[Begin Passage given]

Can someone check why is it giving TLE on Test Case 3 in C? I used binary search.. https://codeforces.com/contest/1796/submission/195465321

I haven't checked the details of your code, but one common issue with C is that participants don't realize that there is no bound on the total size of $$$r$$$ over all test-cases. So you can theoretically have $$$20000$$$ test-cases that all have $$$r$$$ at or near $$$10^6$$$. With this knowledge, you may able to figure out why your approach TLEs. You're basically restricted to logarithmic time or better, i.e., $$$O(\log r)$$$ time (maybe a highly optimized sublinear polynomial

mightpass, but idk)But if you were conscious of this when estimating your time complexity, then the issue is likely something else...

Thanks, my BS was wrongly implemented

What kind of BS you used. Looks like just iterate over [L, R].

ah I see now it is just iterating over [L,mid] or [mid,R]

https://codeforces.com/contest/1796/submission/195474428

it got accepted now. Thank you!

[End Passage given]
[Begin Recorded data]

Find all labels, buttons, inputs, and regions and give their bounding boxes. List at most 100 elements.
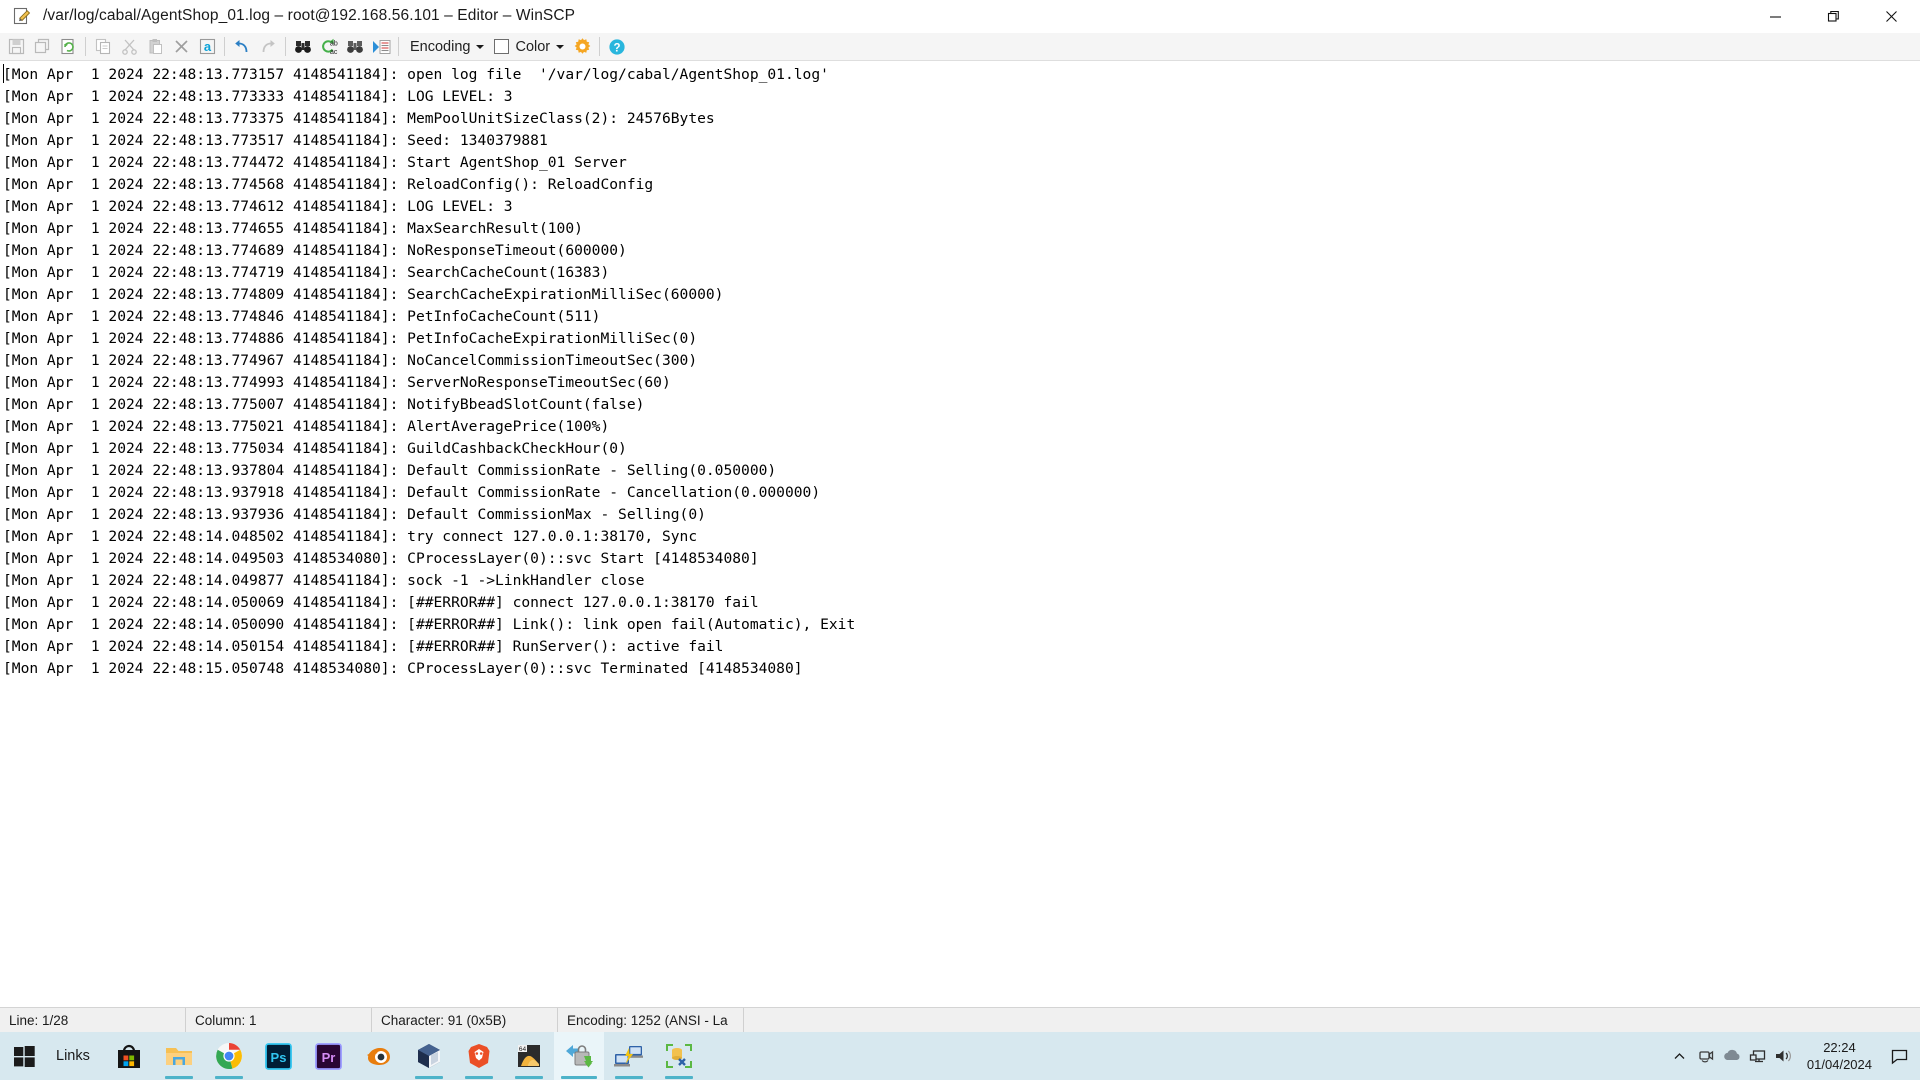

[End Recorded data]

Please write out the stretch of the thread on the time-limit error from "Thanks, my BS" through "now. Thank you!".

_Solution to this exercise_
Thanks, my BS was wrongly implemented

What kind of BS you used. Looks like just iterate over [L, R].

ah I see now it is just iterating over [L,mid] or [mid,R]

https://codeforces.com/contest/1796/submission/195474428

it got accepted now. Thank you!